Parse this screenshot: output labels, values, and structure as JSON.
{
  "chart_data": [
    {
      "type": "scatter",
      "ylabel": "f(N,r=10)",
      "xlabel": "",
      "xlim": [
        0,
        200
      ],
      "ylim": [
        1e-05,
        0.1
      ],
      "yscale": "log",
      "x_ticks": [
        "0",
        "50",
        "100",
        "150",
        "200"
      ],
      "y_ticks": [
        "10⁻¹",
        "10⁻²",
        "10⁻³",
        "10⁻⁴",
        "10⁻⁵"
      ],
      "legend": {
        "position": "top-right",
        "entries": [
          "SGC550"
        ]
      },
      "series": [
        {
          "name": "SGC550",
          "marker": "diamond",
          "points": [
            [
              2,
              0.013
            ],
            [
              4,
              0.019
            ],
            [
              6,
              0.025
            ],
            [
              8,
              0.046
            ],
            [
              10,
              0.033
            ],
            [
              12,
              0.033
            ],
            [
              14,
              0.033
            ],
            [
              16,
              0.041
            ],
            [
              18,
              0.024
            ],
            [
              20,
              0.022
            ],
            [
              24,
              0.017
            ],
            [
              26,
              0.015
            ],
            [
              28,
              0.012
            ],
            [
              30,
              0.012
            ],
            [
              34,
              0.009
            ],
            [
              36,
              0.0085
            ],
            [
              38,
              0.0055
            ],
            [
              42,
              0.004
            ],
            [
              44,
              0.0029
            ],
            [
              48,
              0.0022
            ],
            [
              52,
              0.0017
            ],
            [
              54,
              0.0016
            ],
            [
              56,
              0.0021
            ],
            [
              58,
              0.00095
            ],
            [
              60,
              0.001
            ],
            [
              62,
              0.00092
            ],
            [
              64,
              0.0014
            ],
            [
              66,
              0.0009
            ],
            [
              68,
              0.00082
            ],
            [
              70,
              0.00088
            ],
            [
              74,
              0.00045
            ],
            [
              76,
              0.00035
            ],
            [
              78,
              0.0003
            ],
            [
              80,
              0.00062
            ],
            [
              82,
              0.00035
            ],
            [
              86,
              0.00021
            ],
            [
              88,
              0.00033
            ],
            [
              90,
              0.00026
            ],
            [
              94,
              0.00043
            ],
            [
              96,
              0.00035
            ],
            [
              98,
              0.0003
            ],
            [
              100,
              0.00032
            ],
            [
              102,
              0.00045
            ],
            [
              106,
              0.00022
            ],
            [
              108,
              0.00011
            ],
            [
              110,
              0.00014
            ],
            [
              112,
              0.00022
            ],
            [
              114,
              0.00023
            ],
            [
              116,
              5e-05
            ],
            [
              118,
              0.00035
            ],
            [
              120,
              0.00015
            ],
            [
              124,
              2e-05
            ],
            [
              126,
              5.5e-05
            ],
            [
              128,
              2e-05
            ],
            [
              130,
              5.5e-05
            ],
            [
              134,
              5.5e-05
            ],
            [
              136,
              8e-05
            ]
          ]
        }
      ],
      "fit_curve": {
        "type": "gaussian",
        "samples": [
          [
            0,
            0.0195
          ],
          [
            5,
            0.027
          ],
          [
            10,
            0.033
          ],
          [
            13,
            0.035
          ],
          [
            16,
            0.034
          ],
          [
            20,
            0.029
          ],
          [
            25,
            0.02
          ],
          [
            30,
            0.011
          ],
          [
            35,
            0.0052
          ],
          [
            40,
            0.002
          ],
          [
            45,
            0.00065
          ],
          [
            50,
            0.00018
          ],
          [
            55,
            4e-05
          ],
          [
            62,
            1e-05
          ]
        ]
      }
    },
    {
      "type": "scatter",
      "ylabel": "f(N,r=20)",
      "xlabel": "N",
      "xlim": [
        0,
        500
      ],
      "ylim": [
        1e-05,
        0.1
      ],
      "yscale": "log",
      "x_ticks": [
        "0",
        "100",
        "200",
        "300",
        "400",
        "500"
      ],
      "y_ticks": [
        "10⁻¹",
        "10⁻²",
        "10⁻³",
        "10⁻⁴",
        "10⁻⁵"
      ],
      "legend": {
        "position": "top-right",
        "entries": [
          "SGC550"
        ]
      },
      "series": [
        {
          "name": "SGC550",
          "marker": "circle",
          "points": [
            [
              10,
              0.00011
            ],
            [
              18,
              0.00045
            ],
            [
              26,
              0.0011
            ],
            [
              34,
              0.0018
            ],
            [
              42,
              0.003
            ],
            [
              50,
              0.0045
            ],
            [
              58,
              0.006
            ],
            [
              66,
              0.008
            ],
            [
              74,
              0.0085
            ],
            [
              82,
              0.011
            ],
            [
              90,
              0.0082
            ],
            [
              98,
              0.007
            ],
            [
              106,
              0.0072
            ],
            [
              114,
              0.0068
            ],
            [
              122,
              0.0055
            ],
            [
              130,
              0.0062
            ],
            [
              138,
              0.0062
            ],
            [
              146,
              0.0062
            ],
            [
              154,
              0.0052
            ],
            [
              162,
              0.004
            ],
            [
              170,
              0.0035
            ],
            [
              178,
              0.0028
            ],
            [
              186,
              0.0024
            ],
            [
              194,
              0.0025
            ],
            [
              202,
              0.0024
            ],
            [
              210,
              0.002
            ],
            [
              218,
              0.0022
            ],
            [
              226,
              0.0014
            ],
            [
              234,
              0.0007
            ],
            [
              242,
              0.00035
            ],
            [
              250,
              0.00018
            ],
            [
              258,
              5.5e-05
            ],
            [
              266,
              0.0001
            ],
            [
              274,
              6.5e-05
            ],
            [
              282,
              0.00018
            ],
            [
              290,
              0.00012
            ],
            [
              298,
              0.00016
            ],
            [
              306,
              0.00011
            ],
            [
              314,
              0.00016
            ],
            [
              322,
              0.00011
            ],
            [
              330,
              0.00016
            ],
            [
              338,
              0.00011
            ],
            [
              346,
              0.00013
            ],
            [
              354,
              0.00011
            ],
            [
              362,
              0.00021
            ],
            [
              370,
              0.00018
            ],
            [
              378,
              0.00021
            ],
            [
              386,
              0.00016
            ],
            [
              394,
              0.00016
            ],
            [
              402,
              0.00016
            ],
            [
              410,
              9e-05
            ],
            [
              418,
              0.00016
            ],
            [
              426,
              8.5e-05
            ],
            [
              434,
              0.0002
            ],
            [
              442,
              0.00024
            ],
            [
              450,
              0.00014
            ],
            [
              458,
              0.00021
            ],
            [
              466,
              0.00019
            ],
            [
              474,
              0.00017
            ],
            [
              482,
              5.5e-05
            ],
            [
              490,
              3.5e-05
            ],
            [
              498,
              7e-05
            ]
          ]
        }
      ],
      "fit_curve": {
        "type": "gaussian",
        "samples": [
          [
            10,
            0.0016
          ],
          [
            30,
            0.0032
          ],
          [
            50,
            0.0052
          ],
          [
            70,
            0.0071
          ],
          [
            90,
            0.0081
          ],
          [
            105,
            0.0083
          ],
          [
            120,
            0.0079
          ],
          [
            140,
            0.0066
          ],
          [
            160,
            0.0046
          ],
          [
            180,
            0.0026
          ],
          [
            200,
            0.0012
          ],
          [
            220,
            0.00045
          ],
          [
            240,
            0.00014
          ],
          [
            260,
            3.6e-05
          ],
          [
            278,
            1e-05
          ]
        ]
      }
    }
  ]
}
++++++
◆ Work instructions ◆
Transcribe all lines as written.

◆ Response to this exercise ◆
Parse this screenshot: output labels, values, and structure as JSON.
{
  "chart_data": [
    {
      "type": "scatter",
      "ylabel": "f(N,r=10)",
      "xlabel": "",
      "xlim": [
        0,
        200
      ],
      "ylim": [
        1e-05,
        0.1
      ],
      "yscale": "log",
      "x_ticks": [
        "0",
        "50",
        "100",
        "150",
        "200"
      ],
      "y_ticks": [
        "10⁻¹",
        "10⁻²",
        "10⁻³",
        "10⁻⁴",
        "10⁻⁵"
      ],
      "legend": {
        "position": "top-right",
        "entries": [
          "SGC550"
        ]
      },
      "series": [
        {
          "name": "SGC550",
          "marker": "diamond",
          "points": [
            [
              2,
              0.013
            ],
            [
              4,
              0.019
            ],
            [
              6,
              0.025
            ],
            [
              8,
              0.046
            ],
            [
              10,
              0.033
            ],
            [
              12,
              0.033
            ],
            [
              14,
              0.033
            ],
            [
              16,
              0.041
            ],
            [
              18,
              0.024
            ],
            [
              20,
              0.022
            ],
            [
              24,
              0.017
            ],
            [
              26,
              0.015
            ],
            [
              28,
              0.012
            ],
            [
              30,
              0.012
            ],
            [
              34,
              0.009
            ],
            [
              36,
              0.0085
            ],
            [
              38,
              0.0055
            ],
            [
              42,
              0.004
            ],
            [
              44,
              0.0029
            ],
            [
              48,
              0.0022
            ],
            [
              52,
              0.0017
            ],
            [
              54,
              0.0016
            ],
            [
              56,
              0.0021
            ],
            [
              58,
              0.00095
            ],
            [
              60,
              0.001
            ],
            [
              62,
              0.00092
            ],
            [
              64,
              0.0014
            ],
            [
              66,
              0.0009
            ],
            [
              68,
              0.00082
            ],
            [
              70,
              0.00088
            ],
            [
              74,
              0.00045
            ],
            [
              76,
              0.00035
            ],
            [
              78,
              0.0003
            ],
            [
              80,
              0.00062
            ],
            [
              82,
              0.00035
            ],
            [
              86,
              0.00021
            ],
            [
              88,
              0.00033
            ],
            [
              90,
              0.00026
            ],
            [
              94,
              0.00043
            ],
            [
              96,
              0.00035
            ],
            [
              98,
              0.0003
            ],
            [
              100,
              0.00032
            ],
            [
              102,
              0.00045
            ],
            [
              106,
              0.00022
            ],
            [
              108,
              0.00011
            ],
            [
              110,
              0.00014
            ],
            [
              112,
              0.00022
            ],
            [
              114,
              0.00023
            ],
            [
              116,
              5e-05
            ],
            [
              118,
              0.00035
            ],
            [
              120,
              0.00015
            ],
            [
              124,
              2e-05
            ],
            [
              126,
              5.5e-05
            ],
            [
              128,
              2e-05
            ],
            [
              130,
              5.5e-05
            ],
            [
              134,
              5.5e-05
            ],
            [
              136,
              8e-05
            ]
          ]
        }
      ],
      "fit_curve": {
        "type": "gaussian",
        "samples": [
          [
            0,
            0.0195
          ],
          [
            5,
            0.027
          ],
          [
            10,
            0.033
          ],
          [
            13,
            0.035
          ],
          [
            16,
            0.034
          ],
          [
            20,
            0.029
          ],
          [
            25,
            0.02
          ],
          [
            30,
            0.011
          ],
          [
            35,
            0.0052
          ],
          [
            40,
            0.002
          ],
          [
            45,
            0.00065
          ],
          [
            50,
            0.00018
          ],
          [
            55,
            4e-05
          ],
          [
            62,
            1e-05
          ]
        ]
      }
    },
    {
      "type": "scatter",
      "ylabel": "f(N,r=20)",
      "xlabel": "N",
      "xlim": [
        0,
        500
      ],
      "ylim": [
        1e-05,
        0.1
      ],
      "yscale": "log",
      "x_ticks": [
        "0",
        "100",
        "200",
        "300",
        "400",
        "500"
      ],
      "y_ticks": [
        "10⁻¹",
        "10⁻²",
        "10⁻³",
        "10⁻⁴",
        "10⁻⁵"
      ],
      "legend": {
        "position": "top-right",
        "entries": [
          "SGC550"
        ]
      },
      "series": [
        {
          "name": "SGC550",
          "marker": "circle",
          "points": [
            [
              10,
              0.00011
            ],
            [
              18,
              0.00045
            ],
            [
              26,
              0.0011
            ],
            [
              34,
              0.0018
            ],
            [
              42,
              0.003
            ],
            [
              50,
              0.0045
            ],
            [
              58,
              0.006
            ],
            [
              66,
              0.008
            ],
            [
              74,
              0.0085
            ],
            [
              82,
              0.011
            ],
            [
              90,
              0.0082
            ],
            [
              98,
              0.007
            ],
            [
              106,
              0.0072
            ],
            [
              114,
              0.0068
            ],
            [
              122,
              0.0055
            ],
            [
              130,
              0.0062
            ],
            [
              138,
              0.0062
            ],
            [
              146,
              0.0062
            ],
            [
              154,
              0.0052
            ],
            [
              162,
              0.004
            ],
            [
              170,
              0.0035
            ],
            [
              178,
              0.0028
            ],
            [
              186,
              0.0024
            ],
            [
              194,
              0.0025
            ],
            [
              202,
              0.0024
            ],
            [
              210,
              0.002
            ],
            [
              218,
              0.0022
            ],
            [
              226,
              0.0014
            ],
            [
              234,
              0.0007
            ],
            [
              242,
              0.00035
            ],
            [
              250,
              0.00018
            ],
            [
              258,
              5.5e-05
            ],
            [
              266,
              0.0001
            ],
            [
              274,
              6.5e-05
            ],
            [
              282,
              0.00018
            ],
            [
              290,
              0.00012
            ],
            [
              298,
              0.00016
            ],
            [
              306,
              0.00011
            ],
            [
              314,
              0.00016
            ],
            [
              322,
              0.00011
            ],
            [
              330,
              0.00016
            ],
            [
              338,
              0.00011
            ],
            [
              346,
              0.00013
            ],
            [
              354,
              0.00011
            ],
            [
              362,
              0.00021
            ],
            [
              370,
              0.00018
            ],
            [
              378,
              0.00021
            ],
            [
              386,
              0.00016
            ],
            [
              394,
              0.00016
            ],
            [
              402,
              0.00016
            ],
            [
              410,
              9e-05
            ],
            [
              418,
              0.00016
            ],
            [
              426,
              8.5e-05
            ],
            [
              434,
              0.0002
            ],
            [
              442,
              0.00024
            ],
            [
              450,
              0.00014
            ],
            [
              458,
              0.00021
            ],
            [
              466,
              0.00019
            ],
            [
              474,
              0.00017
            ],
            [
              482,
              5.5e-05
            ],
            [
              490,
              3.5e-05
            ],
            [
              498,
              7e-05
            ]
          ]
        }
      ],
      "fit_curve": {
        "type": "gaussian",
        "samples": [
          [
            10,
            0.0016
          ],
          [
            30,
            0.0032
          ],
          [
            50,
            0.0052
          ],
          [
            70,
            0.0071
          ],
          [
            90,
            0.0081
          ],
          [
            105,
            0.0083
          ],
          [
            120,
            0.0079
          ],
          [
            140,
            0.0066
          ],
          [
            160,
            0.0046
          ],
          [
            180,
            0.0026
          ],
          [
            200,
            0.0012
          ],
          [
            220,
            0.00045
          ],
          [
            240,
            0.00014
          ],
          [
            260,
            3.6e-05
          ],
          [
            278,
            1e-05
          ]
        ]
      }
    }
  ]
}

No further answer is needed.